To be done >> Filter the records below and copy every line containing the word "forcing".

Source records >>

•••••

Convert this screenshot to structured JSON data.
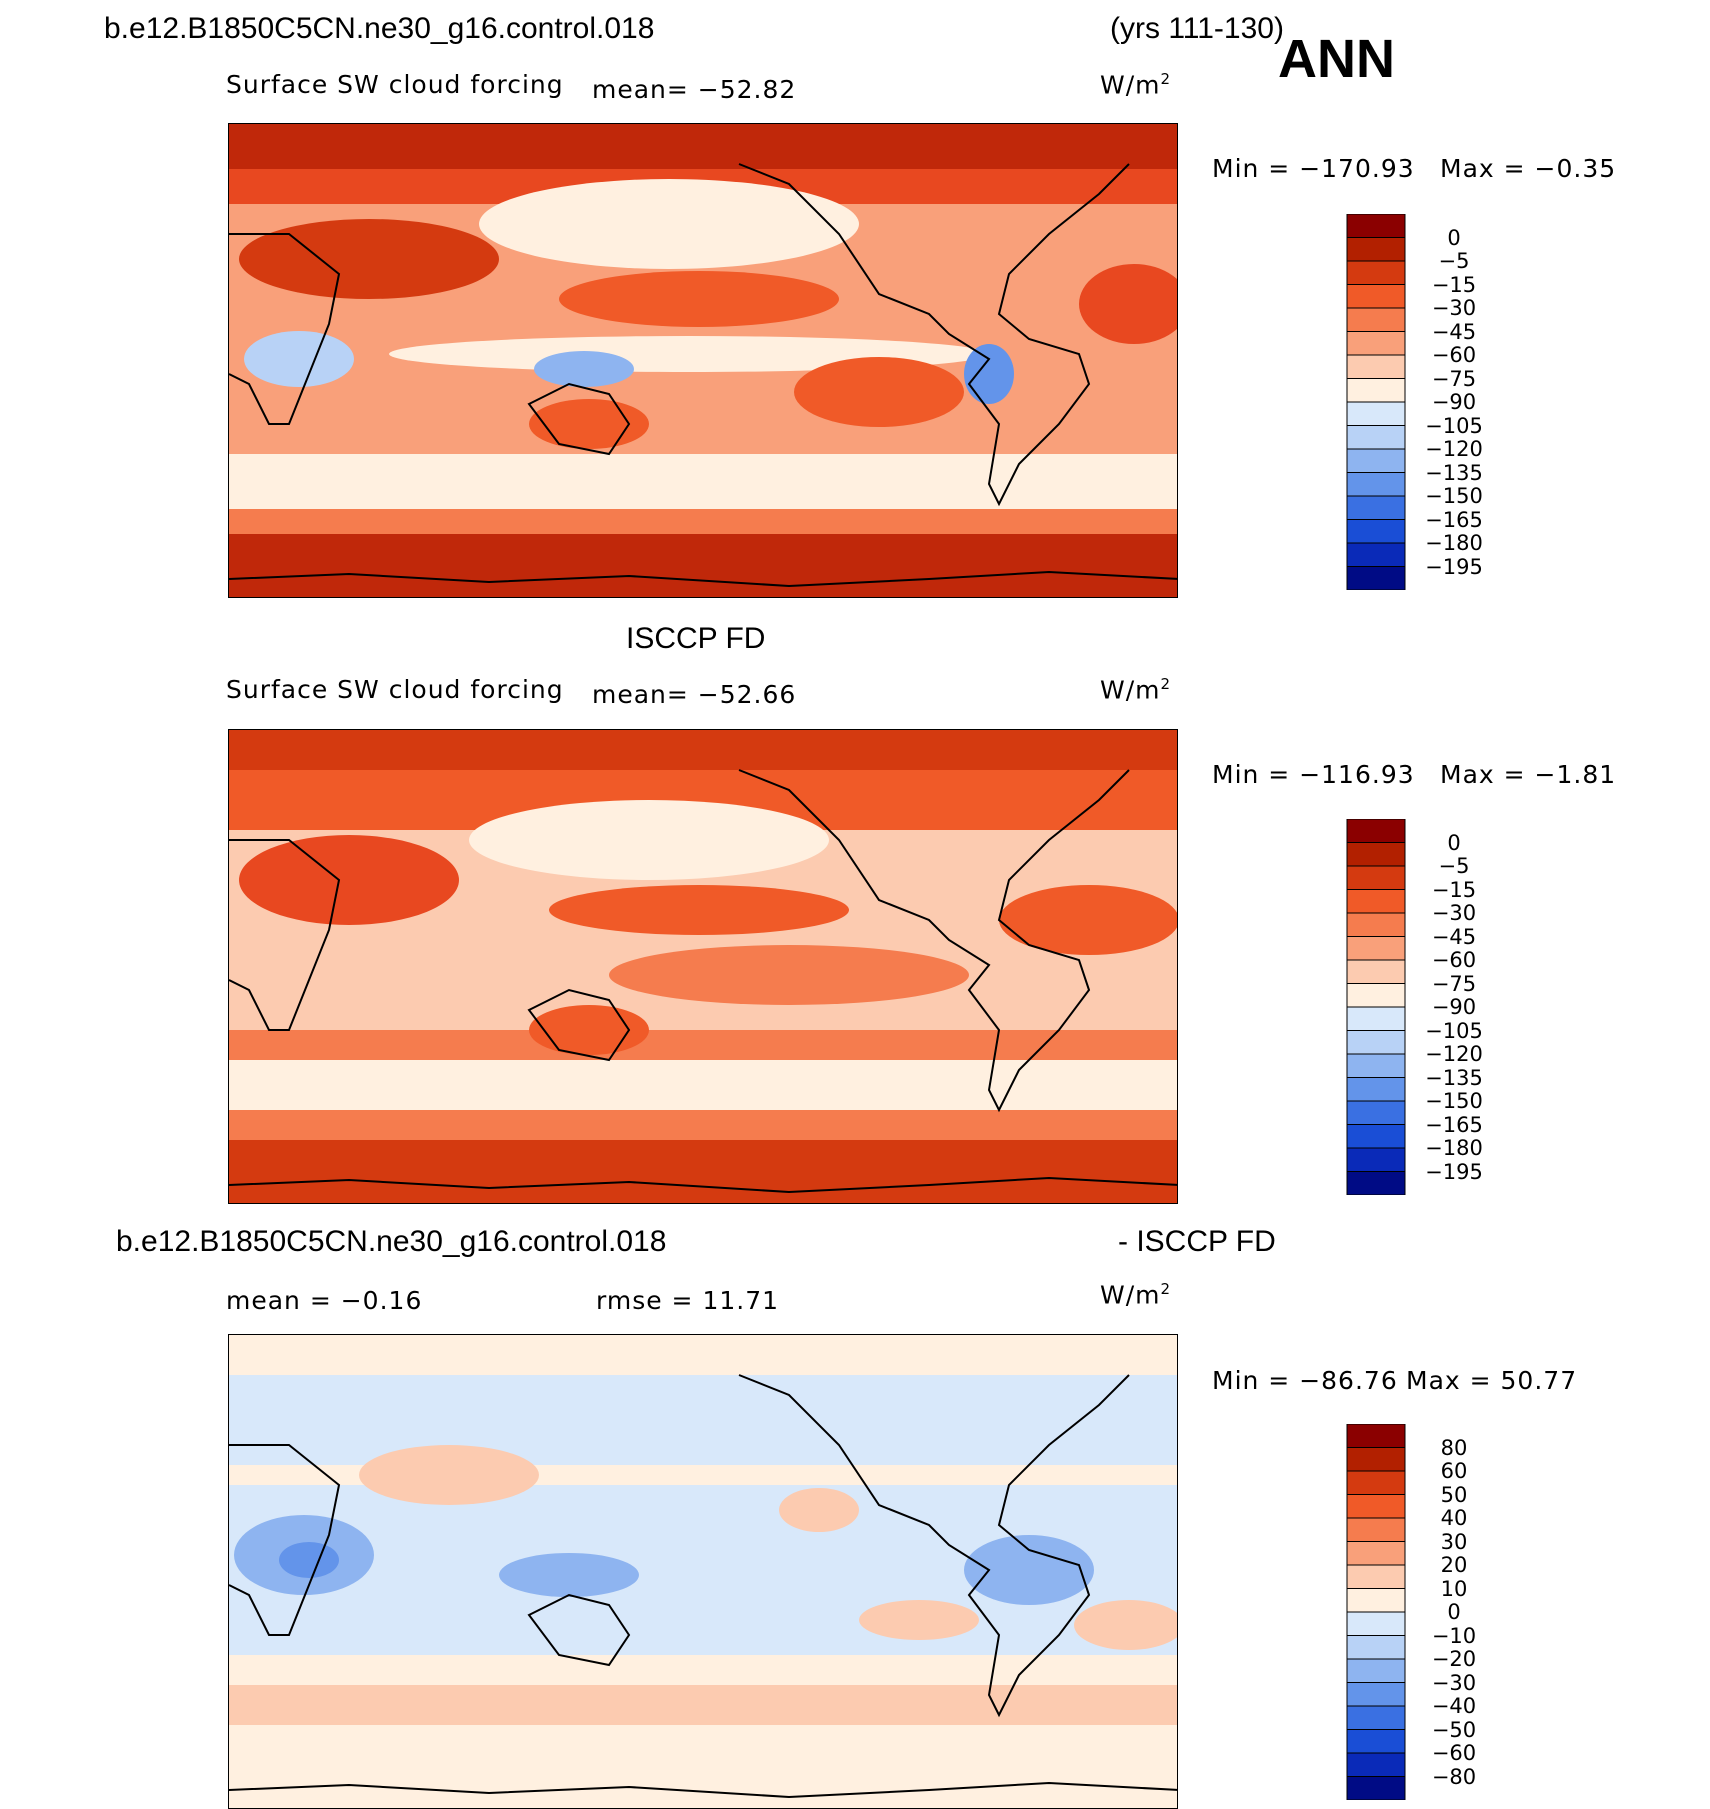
{
  "header": {
    "case_name": "b.e12.B1850C5CN.ne30_g16.control.018",
    "years": "(yrs 111-130)",
    "season": "ANN"
  },
  "panels": [
    {
      "id": "model",
      "title": "",
      "variable": "Surface SW cloud forcing",
      "mean_label": "mean= −52.82",
      "units": "W/m",
      "units_sup": "2",
      "min_label": "Min = −170.93",
      "max_label": "Max = −0.35"
    },
    {
      "id": "obs",
      "title": "ISCCP FD",
      "variable": "Surface SW cloud forcing",
      "mean_label": "mean= −52.66",
      "units": "W/m",
      "units_sup": "2",
      "min_label": "Min = −116.93",
      "max_label": "Max = −1.81"
    },
    {
      "id": "diff",
      "title_left": "b.e12.B1850C5CN.ne30_g16.control.018",
      "title_right": "- ISCCP FD",
      "mean_label": "mean = −0.16",
      "rmse_label": "rmse = 11.71",
      "units": "W/m",
      "units_sup": "2",
      "min_label": "Min = −86.76",
      "max_label": "Max = 50.77"
    }
  ],
  "chart_data": [
    {
      "type": "heatmap",
      "title": "Surface SW cloud forcing (model)",
      "units": "W/m2",
      "mean": -52.82,
      "min": -170.93,
      "max": -0.35,
      "colorbar_levels": [
        "0",
        "−5",
        "−15",
        "−30",
        "−45",
        "−60",
        "−75",
        "−90",
        "−105",
        "−120",
        "−135",
        "−150",
        "−165",
        "−180",
        "−195"
      ],
      "colorbar_colors": [
        "#8b0000",
        "#b22000",
        "#d43a10",
        "#f05a28",
        "#f57c4e",
        "#f9a07a",
        "#fccbb0",
        "#fff0e0",
        "#d8e8fa",
        "#b8d2f6",
        "#8eb4f0",
        "#6394ea",
        "#3a70e2",
        "#1a4ed6",
        "#0a2ab8",
        "#000b85"
      ]
    },
    {
      "type": "heatmap",
      "title": "Surface SW cloud forcing (ISCCP FD)",
      "units": "W/m2",
      "mean": -52.66,
      "min": -116.93,
      "max": -1.81,
      "colorbar_levels": [
        "0",
        "−5",
        "−15",
        "−30",
        "−45",
        "−60",
        "−75",
        "−90",
        "−105",
        "−120",
        "−135",
        "−150",
        "−165",
        "−180",
        "−195"
      ],
      "colorbar_colors": [
        "#8b0000",
        "#b22000",
        "#d43a10",
        "#f05a28",
        "#f57c4e",
        "#f9a07a",
        "#fccbb0",
        "#fff0e0",
        "#d8e8fa",
        "#b8d2f6",
        "#8eb4f0",
        "#6394ea",
        "#3a70e2",
        "#1a4ed6",
        "#0a2ab8",
        "#000b85"
      ]
    },
    {
      "type": "heatmap",
      "title": "Model - ISCCP FD difference",
      "units": "W/m2",
      "mean": -0.16,
      "rmse": 11.71,
      "min": -86.76,
      "max": 50.77,
      "colorbar_levels": [
        "80",
        "60",
        "50",
        "40",
        "30",
        "20",
        "10",
        "0",
        "−10",
        "−20",
        "−30",
        "−40",
        "−50",
        "−60",
        "−80"
      ],
      "colorbar_colors": [
        "#8b0000",
        "#b22000",
        "#d43a10",
        "#f05a28",
        "#f57c4e",
        "#f9a07a",
        "#fccbb0",
        "#fff0e0",
        "#d8e8fa",
        "#b8d2f6",
        "#8eb4f0",
        "#6394ea",
        "#3a70e2",
        "#1a4ed6",
        "#0a2ab8",
        "#000b85"
      ]
    }
  ]
}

•••••

Correct response >>
      "variable": "Surface SW cloud forcing",
      "variable": "Surface SW cloud forcing",
      "title": "Surface SW cloud forcing (model)",
      "title": "Surface SW cloud forcing (ISCCP FD)",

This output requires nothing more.